> **Text provided**:
===
- Martinez being arrested in Indio on August 16, 1995
- Born: November 17, 1975 (age 50) Arizona, U.S.
- Criminal status: Incarcerated on death row in Arizona
- Convictions: Arizona First-degree murder; Aggravated assault; Deadly assault by prisoner (2 counts); Escape (2 counts); Possessing prison contraband; Theft (2 counts); Misconduct involving weapons (2 counts); California First-degree murder with special circumstances;
- Criminal penalty: Arizona Death; California Life imprisonment without parole;

Details
- Victims: 2
- Date: August 15 – August 16, 1995
- Country: United States
- States: Arizona, California
- Locations: Maricopa County, Arizona Blythe, California
- Date apprehended: August 16, 1995
- Imprisoned at: Florence State Prison

= Ernesto Salgado Martinez =

American convicted murderer (born 1975)

Ernesto Salgado Martinez III (born November 17, 1975) is an American convicted murderer and death row inmate incarcerated in Arizona. A resident of California, he murdered State Trooper Robert "Bob" Martin during a traffic stop on August 15, 1995, in Maricopa County, Arizona. After murdering Martin, Martinez fled to California and committed a second murder while on the run, killing cashier Randip Singh during a robbery at a local minimart in Blythe, California.
===
> **Data excerpts**:

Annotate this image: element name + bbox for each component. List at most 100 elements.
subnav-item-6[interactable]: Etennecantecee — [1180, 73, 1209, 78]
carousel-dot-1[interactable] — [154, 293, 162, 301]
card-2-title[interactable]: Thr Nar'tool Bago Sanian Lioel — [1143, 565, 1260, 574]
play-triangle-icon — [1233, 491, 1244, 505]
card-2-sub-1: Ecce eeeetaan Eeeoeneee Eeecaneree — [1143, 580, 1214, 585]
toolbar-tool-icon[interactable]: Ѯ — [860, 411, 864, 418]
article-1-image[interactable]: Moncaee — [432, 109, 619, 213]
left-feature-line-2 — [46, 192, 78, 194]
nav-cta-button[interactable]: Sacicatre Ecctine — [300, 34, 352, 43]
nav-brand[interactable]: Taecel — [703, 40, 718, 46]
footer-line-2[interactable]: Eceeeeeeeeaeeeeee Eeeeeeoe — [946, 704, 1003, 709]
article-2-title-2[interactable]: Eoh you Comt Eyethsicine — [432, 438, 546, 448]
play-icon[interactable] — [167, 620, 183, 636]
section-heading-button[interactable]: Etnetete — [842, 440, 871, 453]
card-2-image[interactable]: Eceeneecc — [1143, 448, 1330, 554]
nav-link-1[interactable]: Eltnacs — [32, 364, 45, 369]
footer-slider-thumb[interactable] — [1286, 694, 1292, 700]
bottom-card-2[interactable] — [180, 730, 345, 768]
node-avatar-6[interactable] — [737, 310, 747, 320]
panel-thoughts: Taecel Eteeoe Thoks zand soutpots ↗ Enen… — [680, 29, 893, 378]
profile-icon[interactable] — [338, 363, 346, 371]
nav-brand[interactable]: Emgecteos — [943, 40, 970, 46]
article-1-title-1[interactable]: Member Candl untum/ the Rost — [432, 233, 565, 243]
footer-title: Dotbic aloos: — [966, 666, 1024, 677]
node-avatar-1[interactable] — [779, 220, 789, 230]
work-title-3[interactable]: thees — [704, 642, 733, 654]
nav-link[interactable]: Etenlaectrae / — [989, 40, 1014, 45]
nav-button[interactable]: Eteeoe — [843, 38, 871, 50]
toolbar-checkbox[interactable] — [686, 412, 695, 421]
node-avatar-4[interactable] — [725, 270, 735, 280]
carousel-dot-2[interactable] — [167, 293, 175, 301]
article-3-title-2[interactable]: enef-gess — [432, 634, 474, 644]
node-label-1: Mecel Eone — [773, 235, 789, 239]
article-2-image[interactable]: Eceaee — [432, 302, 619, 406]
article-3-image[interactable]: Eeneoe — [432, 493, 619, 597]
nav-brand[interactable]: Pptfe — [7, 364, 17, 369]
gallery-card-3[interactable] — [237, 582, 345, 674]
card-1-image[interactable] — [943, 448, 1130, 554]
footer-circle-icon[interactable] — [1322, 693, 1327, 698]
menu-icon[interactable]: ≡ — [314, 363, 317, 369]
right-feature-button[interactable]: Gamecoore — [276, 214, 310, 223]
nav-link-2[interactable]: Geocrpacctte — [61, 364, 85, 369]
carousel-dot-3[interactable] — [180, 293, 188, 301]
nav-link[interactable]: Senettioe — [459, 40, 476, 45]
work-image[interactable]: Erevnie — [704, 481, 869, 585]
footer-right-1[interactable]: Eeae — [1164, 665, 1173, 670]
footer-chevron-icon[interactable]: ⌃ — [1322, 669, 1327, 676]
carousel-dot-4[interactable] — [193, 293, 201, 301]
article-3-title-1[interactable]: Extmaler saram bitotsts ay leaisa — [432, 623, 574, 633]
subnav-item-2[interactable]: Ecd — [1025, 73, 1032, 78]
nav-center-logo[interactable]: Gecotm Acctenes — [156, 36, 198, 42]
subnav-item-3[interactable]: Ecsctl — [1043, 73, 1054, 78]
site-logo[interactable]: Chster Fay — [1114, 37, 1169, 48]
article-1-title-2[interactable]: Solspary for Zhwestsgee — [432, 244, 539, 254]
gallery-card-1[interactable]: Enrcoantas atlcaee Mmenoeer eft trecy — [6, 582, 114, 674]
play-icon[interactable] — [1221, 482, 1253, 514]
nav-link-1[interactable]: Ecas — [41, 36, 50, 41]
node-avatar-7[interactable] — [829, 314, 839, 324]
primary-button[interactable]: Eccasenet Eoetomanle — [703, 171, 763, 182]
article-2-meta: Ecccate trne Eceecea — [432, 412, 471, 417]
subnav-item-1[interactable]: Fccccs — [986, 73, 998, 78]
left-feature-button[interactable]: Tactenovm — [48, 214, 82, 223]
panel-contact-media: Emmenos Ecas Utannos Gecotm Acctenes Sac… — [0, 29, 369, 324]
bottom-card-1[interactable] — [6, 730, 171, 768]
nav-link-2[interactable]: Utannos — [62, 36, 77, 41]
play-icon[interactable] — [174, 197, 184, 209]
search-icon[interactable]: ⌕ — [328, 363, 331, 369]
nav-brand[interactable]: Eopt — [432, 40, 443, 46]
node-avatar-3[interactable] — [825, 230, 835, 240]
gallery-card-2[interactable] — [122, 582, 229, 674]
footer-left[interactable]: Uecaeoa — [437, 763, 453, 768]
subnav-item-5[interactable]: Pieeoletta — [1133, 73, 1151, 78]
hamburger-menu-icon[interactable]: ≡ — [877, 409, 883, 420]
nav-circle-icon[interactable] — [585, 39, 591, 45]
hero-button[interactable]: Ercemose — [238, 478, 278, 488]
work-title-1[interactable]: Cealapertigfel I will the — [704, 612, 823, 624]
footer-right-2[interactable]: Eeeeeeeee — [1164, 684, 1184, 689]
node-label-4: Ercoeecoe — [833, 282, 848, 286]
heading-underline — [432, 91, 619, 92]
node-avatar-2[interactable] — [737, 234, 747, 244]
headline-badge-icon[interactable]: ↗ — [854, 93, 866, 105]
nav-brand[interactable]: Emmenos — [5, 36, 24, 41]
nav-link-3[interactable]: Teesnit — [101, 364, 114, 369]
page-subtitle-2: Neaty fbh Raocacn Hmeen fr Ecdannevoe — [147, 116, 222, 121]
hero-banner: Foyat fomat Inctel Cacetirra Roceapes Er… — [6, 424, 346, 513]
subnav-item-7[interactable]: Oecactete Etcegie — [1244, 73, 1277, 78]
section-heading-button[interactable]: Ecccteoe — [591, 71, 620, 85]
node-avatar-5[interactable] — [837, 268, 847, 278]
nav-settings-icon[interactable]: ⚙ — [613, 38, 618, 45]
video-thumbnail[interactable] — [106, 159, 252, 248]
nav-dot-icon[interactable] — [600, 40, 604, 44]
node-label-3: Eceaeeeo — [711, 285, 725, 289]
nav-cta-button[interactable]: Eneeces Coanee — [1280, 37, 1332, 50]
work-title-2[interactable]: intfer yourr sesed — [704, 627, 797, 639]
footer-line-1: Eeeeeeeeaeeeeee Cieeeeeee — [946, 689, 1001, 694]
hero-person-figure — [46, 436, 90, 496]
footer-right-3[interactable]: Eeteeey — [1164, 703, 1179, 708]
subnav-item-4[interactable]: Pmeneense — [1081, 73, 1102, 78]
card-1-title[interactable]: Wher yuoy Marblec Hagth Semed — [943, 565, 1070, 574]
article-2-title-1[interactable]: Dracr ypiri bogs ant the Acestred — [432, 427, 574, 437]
===
> **Set exercise**: Continue the article on Ernesto Salgado Martinez from its last sentence. The records come from a different source than the text.

> **Response for this exercise**:
The following day, Martinez was arrested in Indio, California, and charged in both Arizona and California. He was convicted of the murder of Martin in 1998 and sentenced to death in Arizona; in 2018, he was convicted of the murder of Singh and sentenced to life without parole in California. As of 2026, Martinez remains on death row awaiting execution.

==Murders==
Within an eight-hour span on August 15, 1995, 19-year-old Ernesto Salgado Martinez, a California resident and former convict who was on probation, committed two murders, first killing a police officer in Arizona before he robbed and killed a minimart employee in California.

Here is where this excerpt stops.